§ Written request 1
In the OVS upgrade post, which kernel version is said to contain the bug?
§ Written request 2
Pick up the OVS upgrade post where it stops and keep writing.

§ Extract
[ovs-dev] Hypervisor down during upgrade OVS 2.10.x to 2.10.y

Han Zhou zhouhan at gmail.com
Sat Sep 7 00:05:34 UTC 2019


Good finding. So it is a known kernel bug and it won't get fixed in that
kernel version. :(
>From OVS point of view, the problem is, if such bug exists in kernel, it
prevents ovs-vswitchd to be killed (even by SIGKILL) because the process is
in system call which got blocked because of the kernel bug. At that point,
there is no way to either proceed or rollback the OVS reload.
Does anyone have a good idea how to deal with such problem during OVS
reload?

Thanks,
Han

On Fri, Sep 6, 2019 at 4:17 PM aginwala <aginwala at asu.edu> wrote:

> Hi:
>
> Adding correct ovs-discuss ML. I did get a chance to take a look on it a
> bit. I think this is the bug in 4.4.0-104-generic kernel on ubuntu 16.04 as
> its being discussed on ubuntu forum
> https://bugs.launchpad.net/ubuntu/+source/linux/+bug/1711407  where it
> can be hit all of a sudden as per the kernel logs shared
> "unregister_netdevice: waiting for br0 to become free. Usage count = 1".

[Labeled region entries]
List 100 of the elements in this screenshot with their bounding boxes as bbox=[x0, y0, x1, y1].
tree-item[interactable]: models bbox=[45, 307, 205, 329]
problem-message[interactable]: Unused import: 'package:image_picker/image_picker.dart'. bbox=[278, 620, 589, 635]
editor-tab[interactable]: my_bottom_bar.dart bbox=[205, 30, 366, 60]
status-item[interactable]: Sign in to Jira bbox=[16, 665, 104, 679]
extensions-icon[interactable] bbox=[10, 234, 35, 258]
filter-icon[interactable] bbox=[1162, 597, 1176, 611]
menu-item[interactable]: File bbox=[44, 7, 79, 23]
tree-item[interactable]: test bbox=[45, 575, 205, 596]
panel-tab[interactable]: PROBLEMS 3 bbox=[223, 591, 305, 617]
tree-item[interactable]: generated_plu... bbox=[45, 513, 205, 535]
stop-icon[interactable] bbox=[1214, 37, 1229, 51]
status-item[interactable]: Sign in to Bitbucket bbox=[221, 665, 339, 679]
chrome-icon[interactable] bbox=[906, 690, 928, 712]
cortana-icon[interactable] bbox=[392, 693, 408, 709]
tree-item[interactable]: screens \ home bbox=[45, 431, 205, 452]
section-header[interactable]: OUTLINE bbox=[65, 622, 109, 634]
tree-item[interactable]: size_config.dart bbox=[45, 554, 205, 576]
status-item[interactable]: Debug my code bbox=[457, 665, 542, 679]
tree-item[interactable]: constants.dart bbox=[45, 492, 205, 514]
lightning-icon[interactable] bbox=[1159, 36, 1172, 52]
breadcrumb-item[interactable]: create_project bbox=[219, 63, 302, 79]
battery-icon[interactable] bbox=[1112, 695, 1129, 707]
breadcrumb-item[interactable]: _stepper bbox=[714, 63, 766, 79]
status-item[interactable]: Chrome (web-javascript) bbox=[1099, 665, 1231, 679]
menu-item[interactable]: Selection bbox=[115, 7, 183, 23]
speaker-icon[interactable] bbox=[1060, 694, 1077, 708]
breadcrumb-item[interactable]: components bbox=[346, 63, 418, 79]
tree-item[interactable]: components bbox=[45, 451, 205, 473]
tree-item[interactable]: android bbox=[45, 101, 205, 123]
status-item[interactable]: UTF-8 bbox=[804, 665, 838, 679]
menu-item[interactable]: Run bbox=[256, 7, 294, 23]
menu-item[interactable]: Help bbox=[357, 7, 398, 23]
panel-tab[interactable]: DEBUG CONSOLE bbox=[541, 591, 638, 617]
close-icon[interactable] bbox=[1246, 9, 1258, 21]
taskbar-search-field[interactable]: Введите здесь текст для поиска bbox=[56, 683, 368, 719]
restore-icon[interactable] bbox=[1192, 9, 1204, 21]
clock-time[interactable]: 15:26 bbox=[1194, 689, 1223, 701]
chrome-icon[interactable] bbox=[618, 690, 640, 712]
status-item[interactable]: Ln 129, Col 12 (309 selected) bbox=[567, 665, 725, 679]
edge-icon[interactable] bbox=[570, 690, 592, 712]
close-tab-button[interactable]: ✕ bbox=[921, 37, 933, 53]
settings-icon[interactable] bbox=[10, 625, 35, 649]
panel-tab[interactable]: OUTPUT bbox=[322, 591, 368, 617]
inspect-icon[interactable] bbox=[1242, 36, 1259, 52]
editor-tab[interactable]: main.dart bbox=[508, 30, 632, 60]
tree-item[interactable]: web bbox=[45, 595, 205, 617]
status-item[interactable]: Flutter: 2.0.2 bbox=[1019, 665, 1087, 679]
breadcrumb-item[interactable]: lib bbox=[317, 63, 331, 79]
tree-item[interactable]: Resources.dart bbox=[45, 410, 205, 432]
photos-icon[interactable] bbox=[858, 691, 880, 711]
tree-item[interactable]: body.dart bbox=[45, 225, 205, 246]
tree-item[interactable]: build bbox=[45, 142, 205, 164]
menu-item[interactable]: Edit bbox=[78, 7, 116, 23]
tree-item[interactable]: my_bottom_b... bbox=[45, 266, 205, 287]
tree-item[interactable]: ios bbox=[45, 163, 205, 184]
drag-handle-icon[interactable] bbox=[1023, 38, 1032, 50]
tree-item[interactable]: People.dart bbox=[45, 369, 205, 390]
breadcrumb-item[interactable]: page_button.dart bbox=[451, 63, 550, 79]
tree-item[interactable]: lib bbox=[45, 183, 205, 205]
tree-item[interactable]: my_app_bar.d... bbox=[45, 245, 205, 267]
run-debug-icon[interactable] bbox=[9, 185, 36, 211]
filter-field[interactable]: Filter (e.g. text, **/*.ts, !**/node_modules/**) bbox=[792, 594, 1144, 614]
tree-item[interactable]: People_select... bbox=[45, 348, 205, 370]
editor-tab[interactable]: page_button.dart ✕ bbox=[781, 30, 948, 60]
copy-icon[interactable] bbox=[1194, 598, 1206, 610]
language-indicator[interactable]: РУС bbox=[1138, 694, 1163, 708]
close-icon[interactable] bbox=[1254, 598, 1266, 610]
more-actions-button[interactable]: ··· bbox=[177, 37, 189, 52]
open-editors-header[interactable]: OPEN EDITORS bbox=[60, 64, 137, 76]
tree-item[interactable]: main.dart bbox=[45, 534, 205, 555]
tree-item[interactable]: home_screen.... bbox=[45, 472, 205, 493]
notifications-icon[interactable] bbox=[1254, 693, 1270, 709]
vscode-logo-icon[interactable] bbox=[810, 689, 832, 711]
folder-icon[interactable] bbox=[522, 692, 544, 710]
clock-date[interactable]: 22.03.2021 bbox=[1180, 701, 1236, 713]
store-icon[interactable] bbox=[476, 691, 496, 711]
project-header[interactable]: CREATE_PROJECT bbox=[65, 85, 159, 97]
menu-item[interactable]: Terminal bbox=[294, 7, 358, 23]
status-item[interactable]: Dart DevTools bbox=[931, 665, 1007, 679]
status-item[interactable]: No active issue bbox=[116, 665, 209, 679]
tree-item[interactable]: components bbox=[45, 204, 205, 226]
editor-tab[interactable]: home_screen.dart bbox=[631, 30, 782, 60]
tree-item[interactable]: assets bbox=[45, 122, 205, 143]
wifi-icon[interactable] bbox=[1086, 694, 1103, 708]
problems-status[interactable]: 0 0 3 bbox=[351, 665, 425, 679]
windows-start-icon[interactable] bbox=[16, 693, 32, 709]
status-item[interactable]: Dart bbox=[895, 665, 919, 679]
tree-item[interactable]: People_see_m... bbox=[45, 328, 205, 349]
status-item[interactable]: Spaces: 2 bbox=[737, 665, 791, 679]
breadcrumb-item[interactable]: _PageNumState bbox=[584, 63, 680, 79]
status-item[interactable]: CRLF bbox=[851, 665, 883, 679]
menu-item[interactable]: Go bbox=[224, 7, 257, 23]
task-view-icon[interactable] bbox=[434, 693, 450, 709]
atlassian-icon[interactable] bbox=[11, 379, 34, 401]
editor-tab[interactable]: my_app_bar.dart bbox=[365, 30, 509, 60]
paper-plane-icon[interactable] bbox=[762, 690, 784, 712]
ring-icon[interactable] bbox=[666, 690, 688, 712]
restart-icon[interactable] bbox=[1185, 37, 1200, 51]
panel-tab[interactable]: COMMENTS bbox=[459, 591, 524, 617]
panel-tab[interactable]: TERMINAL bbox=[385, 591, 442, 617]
* * *
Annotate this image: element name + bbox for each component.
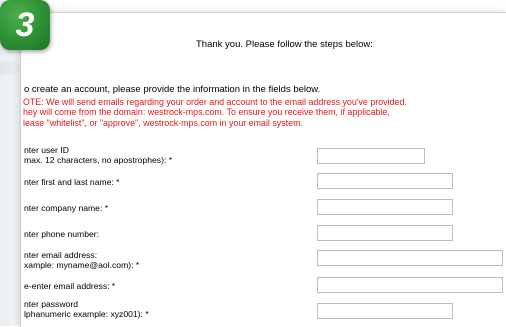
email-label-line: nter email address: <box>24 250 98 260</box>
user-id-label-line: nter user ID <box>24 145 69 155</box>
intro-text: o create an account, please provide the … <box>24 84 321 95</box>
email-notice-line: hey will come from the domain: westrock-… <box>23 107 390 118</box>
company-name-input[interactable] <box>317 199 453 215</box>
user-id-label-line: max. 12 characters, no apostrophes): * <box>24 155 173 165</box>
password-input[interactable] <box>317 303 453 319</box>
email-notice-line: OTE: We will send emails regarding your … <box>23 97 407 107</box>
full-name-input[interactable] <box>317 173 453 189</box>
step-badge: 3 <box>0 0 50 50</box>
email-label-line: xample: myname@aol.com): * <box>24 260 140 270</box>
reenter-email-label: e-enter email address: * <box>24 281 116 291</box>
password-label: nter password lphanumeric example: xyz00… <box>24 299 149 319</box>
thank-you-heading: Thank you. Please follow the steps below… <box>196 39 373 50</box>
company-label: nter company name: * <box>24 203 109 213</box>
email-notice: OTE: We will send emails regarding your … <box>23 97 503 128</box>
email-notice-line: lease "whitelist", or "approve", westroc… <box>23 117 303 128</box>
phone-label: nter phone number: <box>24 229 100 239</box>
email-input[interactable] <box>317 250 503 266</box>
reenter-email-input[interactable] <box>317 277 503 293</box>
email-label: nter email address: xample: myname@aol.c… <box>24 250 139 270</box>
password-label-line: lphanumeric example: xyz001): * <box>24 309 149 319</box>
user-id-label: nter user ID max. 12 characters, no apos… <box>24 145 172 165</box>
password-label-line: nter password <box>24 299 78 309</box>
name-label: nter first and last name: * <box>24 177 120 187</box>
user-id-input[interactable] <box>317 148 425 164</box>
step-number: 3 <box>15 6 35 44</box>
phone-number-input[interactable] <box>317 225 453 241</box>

§ Task answer 1
The 4.4.0-104-generic kernel on Ubuntu 16.04.

§ Task answer 2
> Folks are proposing on the forum to upgrade to higher kernel to get rid of
> this issue. Upstream linux proposed relevant fixes @
> https://github.com/torvalds/linux/commit/ee60ad219f5c7c4fb2f047f88037770063ef785f to
> address related issues. I guess kernel folks can comment on this more. Not
> sure if I missed anything else.
>
> May be we can we can do some improvements in force-reload-kmod where right
> now stop_forwarding causes stop ovs-vswitchd but system stalls because br0
> (eth0 is added to br0) is busy causing network connectivity loss. Host
> recovers only after host restart in current case. Not sure, if we need to
> handle this corner case in ovs?
>
> On Wed, Aug 28, 2019 at 2:21 PM Jin, Liang via dev <
> ovs-dev at openvswitch.org> wrote:
>
>>
>> Hi,
>> We upgrade the OVS recently from one version 2.10 to another version
>> 2.10.  on some HV upgrade, the HV is down when running force reload kernel.
>> In the ovs-ctl log, kill ovs-vswitch is failed, but the script is still
>> going to reload the modules.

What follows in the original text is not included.